▸ **What is being asked**
Where the word "espacio" occurs in a line, return that line.

* START Raw data *

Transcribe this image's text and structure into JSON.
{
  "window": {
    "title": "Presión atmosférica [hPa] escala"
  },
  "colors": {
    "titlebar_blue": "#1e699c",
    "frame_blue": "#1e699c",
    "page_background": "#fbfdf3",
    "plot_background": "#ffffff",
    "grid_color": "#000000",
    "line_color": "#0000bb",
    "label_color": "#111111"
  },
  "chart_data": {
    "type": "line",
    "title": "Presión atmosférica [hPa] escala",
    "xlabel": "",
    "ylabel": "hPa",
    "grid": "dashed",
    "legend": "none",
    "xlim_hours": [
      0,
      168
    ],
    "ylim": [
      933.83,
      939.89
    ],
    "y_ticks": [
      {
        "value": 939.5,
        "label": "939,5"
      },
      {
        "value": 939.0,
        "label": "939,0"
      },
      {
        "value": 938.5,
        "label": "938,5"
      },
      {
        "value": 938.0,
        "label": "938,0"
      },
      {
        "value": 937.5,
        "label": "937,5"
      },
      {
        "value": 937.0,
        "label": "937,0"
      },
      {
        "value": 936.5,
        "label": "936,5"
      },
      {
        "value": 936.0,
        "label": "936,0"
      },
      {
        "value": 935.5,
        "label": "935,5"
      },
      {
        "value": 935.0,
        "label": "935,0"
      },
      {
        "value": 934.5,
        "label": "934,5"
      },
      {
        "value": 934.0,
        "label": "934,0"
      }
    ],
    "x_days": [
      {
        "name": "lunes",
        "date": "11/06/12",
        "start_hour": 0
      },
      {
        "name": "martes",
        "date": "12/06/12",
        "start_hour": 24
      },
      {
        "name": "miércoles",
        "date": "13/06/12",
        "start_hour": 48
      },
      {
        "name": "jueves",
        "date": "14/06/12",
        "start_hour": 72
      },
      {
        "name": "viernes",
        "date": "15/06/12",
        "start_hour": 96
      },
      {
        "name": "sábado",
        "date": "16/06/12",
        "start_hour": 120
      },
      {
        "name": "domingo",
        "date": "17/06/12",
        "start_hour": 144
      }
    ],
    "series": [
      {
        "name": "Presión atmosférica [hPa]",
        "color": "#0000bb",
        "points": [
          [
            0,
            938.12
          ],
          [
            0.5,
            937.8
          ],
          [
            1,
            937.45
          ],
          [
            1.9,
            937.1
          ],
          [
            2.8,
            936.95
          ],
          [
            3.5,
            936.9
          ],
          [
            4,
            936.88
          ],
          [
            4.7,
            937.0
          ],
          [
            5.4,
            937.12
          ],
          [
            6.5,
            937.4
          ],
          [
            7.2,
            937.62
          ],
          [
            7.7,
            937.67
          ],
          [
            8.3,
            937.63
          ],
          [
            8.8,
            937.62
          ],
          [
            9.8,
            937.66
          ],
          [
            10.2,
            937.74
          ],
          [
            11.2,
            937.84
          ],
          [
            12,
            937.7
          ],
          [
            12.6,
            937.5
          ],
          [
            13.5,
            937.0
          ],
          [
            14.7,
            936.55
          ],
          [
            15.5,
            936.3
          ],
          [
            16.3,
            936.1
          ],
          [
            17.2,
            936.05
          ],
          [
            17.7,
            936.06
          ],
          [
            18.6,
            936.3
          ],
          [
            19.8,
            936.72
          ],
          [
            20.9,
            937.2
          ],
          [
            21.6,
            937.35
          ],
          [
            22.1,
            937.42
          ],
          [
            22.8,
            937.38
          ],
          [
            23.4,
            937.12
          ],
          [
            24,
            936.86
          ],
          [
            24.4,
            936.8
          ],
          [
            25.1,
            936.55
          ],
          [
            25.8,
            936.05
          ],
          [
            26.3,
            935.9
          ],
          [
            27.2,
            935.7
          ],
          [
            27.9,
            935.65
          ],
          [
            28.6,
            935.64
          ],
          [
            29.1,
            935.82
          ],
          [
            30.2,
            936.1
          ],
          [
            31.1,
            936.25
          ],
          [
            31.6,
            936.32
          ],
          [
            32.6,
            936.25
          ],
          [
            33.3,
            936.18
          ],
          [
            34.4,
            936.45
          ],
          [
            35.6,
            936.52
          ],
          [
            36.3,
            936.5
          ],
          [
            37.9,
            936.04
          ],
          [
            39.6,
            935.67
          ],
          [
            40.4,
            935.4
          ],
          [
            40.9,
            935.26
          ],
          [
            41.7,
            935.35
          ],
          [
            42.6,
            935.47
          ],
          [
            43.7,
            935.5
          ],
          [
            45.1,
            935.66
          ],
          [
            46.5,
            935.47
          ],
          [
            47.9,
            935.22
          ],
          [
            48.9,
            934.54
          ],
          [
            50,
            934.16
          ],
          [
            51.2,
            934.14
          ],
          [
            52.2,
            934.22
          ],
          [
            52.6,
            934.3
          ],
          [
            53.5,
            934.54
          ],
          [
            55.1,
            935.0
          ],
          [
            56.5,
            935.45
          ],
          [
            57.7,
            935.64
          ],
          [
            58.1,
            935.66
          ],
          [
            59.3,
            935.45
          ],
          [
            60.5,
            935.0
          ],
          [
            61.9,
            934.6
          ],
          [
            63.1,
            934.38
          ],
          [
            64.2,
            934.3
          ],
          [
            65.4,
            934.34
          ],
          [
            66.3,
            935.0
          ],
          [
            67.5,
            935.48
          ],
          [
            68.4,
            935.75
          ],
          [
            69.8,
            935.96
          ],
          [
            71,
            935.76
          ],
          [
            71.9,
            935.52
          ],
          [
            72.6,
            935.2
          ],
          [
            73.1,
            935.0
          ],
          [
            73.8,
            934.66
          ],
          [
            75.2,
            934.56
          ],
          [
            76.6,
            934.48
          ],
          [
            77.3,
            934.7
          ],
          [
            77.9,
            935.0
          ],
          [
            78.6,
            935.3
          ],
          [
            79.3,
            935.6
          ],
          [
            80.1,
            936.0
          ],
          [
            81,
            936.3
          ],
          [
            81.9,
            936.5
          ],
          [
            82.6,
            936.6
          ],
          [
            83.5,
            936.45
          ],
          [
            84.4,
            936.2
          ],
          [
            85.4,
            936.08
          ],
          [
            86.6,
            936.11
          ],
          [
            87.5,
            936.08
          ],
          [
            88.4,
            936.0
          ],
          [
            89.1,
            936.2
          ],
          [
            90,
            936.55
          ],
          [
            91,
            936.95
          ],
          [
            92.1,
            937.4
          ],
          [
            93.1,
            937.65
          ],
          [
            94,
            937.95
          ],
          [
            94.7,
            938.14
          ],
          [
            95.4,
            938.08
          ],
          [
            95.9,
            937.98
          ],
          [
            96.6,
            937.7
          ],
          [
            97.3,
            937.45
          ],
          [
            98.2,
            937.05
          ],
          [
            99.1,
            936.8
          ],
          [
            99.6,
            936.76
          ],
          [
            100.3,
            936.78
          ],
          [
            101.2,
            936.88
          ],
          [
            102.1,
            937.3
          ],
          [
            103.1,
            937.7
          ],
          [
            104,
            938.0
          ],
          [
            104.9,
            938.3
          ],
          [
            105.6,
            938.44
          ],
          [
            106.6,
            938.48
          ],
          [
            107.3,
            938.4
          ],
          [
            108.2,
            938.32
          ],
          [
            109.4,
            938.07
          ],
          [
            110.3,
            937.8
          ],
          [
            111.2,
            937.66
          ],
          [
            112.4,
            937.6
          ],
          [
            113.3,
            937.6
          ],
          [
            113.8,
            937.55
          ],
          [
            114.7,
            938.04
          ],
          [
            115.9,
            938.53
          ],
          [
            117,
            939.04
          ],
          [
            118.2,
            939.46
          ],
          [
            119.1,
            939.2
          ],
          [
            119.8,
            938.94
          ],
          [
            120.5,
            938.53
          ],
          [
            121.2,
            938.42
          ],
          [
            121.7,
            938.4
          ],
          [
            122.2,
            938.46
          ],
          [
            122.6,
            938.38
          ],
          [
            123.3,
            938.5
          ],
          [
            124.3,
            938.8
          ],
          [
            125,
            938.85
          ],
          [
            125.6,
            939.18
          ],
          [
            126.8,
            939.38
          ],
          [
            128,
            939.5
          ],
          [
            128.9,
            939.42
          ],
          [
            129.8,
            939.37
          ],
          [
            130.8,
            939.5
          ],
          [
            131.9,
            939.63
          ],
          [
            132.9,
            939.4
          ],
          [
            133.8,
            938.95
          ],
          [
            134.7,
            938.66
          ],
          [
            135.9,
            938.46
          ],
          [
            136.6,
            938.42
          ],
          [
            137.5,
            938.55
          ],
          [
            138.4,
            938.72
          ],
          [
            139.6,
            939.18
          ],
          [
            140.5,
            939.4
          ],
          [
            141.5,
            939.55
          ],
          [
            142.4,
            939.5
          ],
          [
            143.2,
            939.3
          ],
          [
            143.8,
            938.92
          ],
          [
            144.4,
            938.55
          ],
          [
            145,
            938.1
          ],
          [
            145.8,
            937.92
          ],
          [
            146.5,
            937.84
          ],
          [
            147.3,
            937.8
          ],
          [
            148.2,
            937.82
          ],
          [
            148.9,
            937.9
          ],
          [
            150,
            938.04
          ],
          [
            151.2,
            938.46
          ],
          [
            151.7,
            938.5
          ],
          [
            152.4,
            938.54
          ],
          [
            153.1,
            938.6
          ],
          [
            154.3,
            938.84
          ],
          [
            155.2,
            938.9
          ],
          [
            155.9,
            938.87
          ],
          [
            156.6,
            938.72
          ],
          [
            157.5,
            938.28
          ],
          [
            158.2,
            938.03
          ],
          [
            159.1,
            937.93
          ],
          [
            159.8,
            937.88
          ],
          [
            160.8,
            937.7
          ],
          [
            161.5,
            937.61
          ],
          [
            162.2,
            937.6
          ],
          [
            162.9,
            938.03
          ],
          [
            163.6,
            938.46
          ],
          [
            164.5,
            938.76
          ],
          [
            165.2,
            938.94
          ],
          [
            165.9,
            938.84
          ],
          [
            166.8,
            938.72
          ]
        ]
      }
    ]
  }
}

* END Raw data *
* START Raw data *

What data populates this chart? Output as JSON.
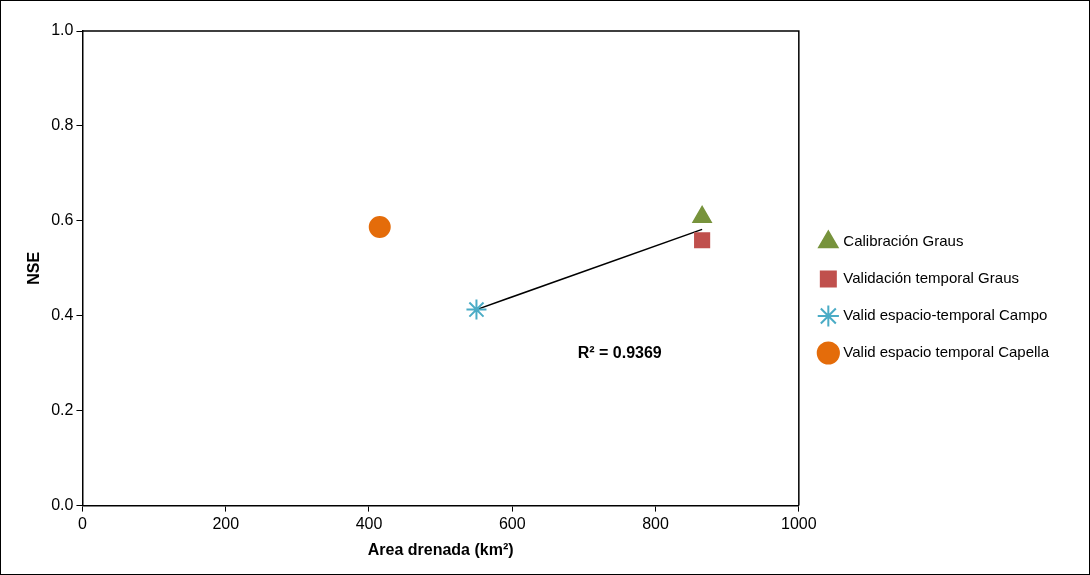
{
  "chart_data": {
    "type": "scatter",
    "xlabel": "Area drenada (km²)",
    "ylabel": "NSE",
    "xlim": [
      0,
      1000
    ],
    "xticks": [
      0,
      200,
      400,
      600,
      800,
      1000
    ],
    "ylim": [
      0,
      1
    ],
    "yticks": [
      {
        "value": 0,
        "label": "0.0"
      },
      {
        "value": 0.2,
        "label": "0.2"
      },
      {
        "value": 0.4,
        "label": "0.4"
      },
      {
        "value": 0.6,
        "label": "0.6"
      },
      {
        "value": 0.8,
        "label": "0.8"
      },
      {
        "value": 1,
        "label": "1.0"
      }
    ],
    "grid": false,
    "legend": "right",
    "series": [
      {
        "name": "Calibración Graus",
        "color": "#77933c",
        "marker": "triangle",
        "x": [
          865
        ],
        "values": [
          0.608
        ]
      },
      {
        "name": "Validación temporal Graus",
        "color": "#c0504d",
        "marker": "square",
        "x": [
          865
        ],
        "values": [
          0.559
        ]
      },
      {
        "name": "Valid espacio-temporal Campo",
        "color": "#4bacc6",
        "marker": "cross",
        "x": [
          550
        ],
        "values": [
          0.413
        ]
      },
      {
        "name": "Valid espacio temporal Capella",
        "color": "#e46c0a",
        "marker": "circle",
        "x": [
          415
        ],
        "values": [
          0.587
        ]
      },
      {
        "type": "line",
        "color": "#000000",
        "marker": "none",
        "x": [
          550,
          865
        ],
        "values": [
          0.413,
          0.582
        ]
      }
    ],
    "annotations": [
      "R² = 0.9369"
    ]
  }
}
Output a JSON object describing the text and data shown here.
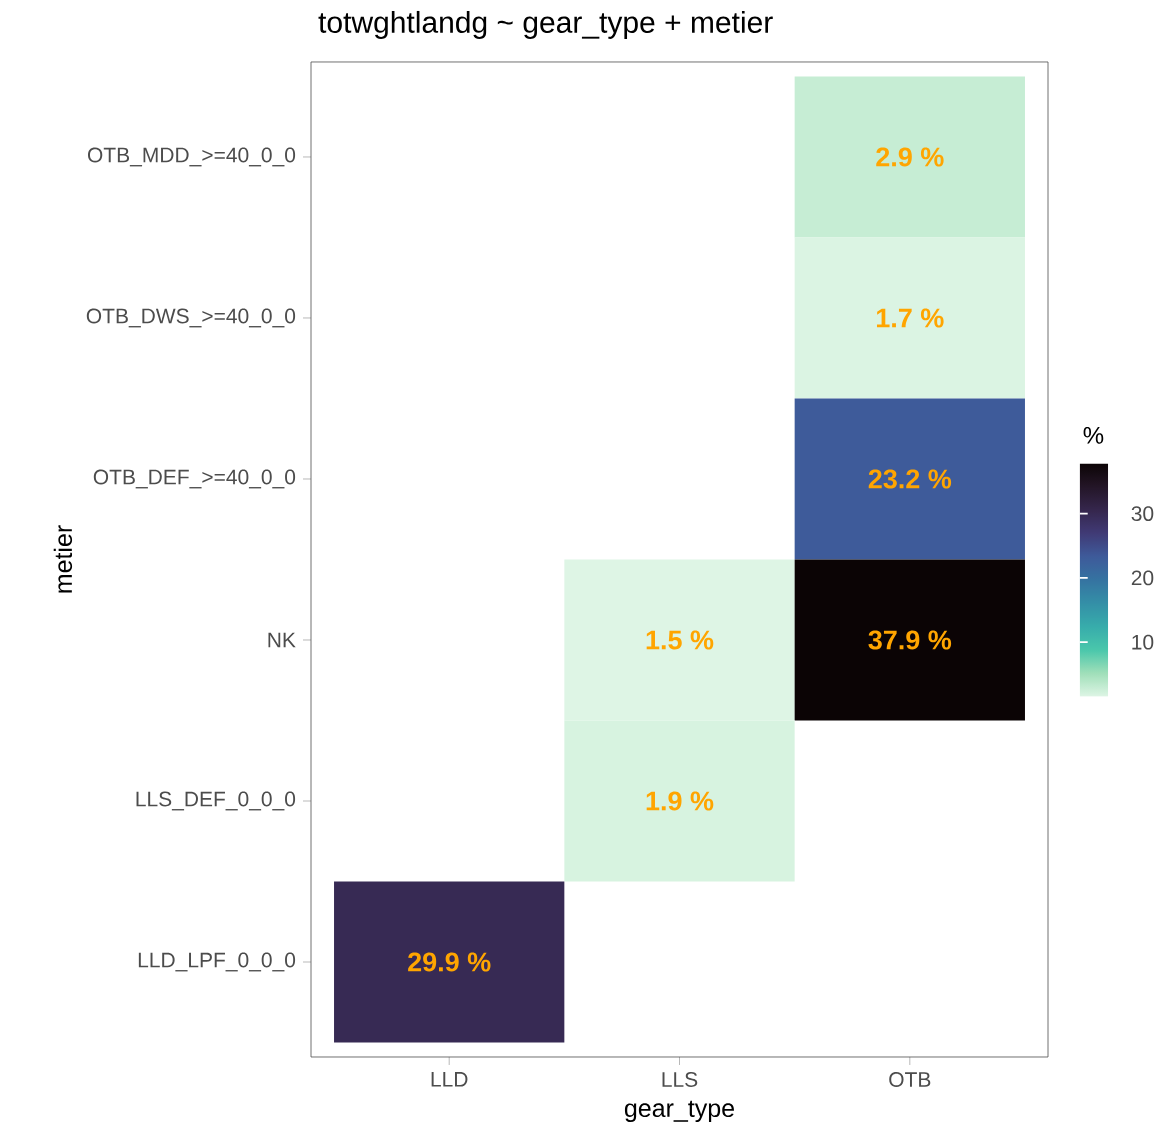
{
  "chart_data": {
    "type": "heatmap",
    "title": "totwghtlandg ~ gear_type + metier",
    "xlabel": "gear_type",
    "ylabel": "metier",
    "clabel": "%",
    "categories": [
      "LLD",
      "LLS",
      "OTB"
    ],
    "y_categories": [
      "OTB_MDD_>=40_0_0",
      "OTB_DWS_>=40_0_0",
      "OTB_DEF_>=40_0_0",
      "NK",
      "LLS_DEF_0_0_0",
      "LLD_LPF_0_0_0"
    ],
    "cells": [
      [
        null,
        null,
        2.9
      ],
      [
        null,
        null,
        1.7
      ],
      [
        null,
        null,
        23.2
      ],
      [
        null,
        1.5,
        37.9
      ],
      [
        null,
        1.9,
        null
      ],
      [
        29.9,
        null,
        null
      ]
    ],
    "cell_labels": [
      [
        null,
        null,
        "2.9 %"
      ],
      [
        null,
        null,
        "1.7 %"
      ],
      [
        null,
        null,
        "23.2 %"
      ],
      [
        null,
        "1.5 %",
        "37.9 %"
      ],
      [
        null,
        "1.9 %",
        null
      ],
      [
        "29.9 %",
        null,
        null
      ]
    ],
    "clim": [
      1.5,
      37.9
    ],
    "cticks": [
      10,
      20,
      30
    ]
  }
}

* END Raw data *
* START Raw data *

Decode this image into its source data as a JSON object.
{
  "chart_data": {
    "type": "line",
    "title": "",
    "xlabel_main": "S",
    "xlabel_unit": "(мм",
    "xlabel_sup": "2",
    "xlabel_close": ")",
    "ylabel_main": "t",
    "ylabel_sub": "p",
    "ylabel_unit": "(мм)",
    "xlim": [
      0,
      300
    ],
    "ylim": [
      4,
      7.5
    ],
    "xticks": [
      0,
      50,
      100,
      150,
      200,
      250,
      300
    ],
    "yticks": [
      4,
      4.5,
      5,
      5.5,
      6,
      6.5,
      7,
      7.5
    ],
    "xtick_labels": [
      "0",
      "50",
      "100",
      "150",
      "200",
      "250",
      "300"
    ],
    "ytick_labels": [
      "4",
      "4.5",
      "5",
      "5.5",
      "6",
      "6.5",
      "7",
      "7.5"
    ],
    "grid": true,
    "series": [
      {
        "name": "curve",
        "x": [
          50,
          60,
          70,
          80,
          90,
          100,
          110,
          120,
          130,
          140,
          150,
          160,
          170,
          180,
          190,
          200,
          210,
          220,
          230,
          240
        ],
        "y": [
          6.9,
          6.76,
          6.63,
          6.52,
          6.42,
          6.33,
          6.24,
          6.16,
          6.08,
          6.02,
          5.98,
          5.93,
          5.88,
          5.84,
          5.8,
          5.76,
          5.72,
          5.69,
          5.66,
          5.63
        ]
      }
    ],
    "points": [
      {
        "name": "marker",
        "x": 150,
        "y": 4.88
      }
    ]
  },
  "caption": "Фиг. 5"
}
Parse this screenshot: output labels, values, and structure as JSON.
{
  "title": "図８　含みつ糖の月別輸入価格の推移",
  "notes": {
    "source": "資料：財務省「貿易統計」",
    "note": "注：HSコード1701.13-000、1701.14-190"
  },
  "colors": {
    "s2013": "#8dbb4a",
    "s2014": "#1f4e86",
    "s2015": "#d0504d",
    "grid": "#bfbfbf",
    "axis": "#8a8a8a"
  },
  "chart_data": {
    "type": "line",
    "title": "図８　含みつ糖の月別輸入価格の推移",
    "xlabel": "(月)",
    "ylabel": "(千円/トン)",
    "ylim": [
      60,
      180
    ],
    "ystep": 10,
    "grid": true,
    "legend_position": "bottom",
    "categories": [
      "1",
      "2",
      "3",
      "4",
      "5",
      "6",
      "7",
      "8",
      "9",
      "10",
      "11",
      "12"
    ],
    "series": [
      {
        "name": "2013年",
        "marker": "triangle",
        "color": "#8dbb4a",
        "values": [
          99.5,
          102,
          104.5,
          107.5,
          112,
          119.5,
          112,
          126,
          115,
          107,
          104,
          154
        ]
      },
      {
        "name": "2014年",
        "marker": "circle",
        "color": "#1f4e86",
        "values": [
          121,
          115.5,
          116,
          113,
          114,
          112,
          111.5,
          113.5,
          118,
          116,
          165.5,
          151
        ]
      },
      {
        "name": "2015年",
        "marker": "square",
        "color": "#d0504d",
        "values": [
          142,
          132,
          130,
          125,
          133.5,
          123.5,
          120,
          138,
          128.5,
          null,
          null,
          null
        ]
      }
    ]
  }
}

* END Raw data *

▸ **Exercise response**
        "name": "Valid espacio-temporal Campo",
        "name": "Valid espacio temporal Capella",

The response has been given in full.